**Data shown**
** BEGIN **
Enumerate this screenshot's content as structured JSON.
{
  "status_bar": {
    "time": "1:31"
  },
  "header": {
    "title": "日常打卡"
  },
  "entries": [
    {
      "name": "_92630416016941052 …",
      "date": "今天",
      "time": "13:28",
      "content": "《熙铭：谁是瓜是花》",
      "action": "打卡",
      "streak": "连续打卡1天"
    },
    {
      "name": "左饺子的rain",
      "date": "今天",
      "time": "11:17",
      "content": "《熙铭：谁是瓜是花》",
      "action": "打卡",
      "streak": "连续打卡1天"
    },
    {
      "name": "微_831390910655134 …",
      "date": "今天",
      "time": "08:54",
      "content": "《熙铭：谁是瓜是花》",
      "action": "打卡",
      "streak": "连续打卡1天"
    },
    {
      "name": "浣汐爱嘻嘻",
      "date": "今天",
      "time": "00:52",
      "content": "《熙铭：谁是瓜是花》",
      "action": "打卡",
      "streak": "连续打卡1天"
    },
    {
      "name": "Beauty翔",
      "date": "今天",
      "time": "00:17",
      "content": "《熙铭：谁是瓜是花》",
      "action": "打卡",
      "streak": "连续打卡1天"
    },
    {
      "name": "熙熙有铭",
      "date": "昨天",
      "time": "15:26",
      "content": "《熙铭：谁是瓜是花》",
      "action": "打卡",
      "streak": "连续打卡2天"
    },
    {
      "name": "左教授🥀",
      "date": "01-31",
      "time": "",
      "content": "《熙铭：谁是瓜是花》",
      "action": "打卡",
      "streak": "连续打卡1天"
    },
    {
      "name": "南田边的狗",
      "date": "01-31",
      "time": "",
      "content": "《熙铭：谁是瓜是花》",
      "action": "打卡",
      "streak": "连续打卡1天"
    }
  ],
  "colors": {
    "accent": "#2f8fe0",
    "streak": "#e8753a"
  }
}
** END **
** BEGIN **
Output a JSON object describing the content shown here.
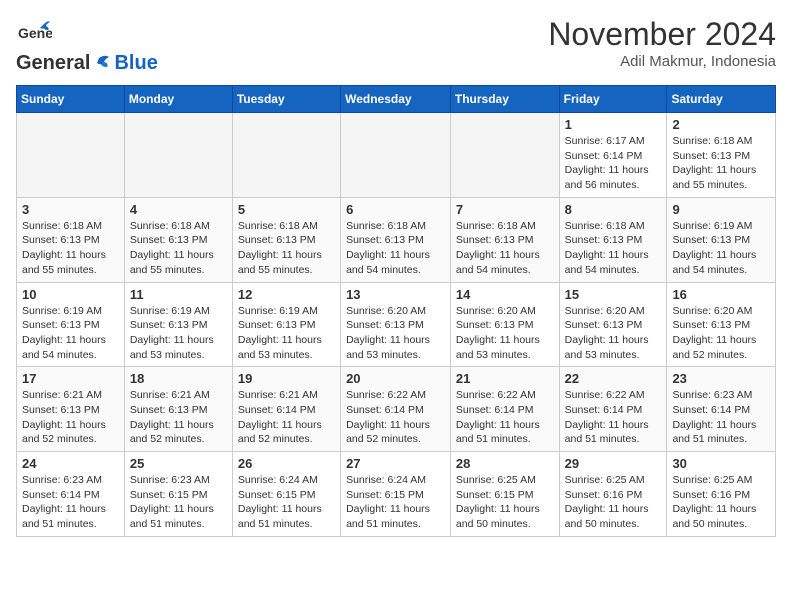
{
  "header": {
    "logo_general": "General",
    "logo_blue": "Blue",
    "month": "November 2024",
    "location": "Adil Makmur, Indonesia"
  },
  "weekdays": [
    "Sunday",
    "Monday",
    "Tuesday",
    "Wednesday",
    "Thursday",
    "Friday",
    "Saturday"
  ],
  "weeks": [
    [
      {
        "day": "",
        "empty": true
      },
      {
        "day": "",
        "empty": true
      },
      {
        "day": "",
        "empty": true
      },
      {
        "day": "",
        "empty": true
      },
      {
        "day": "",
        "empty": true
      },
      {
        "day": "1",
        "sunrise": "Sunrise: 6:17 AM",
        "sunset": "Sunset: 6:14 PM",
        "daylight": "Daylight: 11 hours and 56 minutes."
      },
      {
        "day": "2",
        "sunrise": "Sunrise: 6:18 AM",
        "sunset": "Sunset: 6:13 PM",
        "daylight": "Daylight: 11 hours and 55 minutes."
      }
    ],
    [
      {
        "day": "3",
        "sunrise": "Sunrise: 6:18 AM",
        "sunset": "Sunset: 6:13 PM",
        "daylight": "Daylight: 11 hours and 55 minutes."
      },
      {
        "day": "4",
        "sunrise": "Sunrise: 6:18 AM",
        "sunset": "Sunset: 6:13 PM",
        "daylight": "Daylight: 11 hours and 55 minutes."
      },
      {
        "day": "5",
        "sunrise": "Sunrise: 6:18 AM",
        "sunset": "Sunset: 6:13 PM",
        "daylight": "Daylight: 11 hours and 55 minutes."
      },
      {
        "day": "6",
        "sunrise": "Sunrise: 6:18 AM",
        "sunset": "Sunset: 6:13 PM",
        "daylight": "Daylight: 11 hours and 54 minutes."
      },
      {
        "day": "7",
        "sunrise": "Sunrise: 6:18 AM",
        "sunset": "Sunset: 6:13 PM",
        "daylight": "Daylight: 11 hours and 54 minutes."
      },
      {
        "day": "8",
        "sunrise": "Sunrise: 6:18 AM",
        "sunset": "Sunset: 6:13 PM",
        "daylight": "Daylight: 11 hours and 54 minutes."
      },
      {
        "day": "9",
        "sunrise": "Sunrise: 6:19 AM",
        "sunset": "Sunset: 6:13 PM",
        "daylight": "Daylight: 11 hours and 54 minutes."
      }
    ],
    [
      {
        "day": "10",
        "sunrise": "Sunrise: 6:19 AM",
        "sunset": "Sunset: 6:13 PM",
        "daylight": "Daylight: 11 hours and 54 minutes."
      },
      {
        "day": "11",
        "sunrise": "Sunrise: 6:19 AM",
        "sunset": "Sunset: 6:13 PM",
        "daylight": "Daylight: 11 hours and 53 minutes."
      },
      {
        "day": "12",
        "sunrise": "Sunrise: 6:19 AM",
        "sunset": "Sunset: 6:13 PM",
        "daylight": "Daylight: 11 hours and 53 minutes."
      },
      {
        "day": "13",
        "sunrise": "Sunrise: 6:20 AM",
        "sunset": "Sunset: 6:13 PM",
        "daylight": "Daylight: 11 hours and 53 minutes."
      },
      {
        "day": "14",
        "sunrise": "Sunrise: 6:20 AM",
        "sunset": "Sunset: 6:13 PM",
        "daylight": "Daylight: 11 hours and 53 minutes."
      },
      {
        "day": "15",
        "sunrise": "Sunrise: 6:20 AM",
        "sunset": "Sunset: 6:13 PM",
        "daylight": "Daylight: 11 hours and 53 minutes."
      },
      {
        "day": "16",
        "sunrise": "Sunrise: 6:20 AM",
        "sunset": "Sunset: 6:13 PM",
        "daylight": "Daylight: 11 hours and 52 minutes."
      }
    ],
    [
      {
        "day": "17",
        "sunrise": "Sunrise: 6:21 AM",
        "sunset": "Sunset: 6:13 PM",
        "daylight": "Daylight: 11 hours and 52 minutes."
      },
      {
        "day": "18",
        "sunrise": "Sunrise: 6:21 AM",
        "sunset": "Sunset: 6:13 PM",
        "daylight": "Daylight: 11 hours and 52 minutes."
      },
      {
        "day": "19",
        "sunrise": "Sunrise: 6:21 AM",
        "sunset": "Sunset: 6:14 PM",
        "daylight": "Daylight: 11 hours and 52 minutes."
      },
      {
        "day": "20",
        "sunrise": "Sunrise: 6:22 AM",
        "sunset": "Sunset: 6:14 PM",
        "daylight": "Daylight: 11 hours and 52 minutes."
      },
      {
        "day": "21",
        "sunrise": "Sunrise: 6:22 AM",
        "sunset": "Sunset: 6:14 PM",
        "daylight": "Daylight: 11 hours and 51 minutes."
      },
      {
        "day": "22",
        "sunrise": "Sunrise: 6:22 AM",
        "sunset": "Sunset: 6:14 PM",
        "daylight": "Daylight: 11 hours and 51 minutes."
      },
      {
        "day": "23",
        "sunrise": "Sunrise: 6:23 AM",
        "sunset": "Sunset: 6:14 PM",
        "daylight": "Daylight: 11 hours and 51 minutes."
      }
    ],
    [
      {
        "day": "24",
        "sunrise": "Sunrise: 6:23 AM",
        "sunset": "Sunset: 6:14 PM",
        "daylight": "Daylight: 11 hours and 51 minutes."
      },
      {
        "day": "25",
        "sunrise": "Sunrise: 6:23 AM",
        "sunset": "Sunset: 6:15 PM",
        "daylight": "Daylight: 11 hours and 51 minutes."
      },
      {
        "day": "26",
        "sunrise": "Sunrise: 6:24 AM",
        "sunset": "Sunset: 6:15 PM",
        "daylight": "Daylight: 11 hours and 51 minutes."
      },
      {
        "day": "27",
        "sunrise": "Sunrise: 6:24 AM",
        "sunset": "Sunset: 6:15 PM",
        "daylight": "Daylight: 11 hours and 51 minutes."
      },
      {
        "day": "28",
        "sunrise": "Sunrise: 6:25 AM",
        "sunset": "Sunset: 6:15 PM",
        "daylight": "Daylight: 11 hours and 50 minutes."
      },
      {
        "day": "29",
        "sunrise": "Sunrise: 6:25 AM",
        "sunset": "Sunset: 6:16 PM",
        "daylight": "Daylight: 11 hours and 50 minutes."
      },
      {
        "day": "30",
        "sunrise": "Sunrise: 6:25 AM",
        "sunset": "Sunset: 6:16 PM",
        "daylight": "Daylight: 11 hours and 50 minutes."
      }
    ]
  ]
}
** END **
Determine how many lines in the listing above hold the word "time", answering with the number only.

9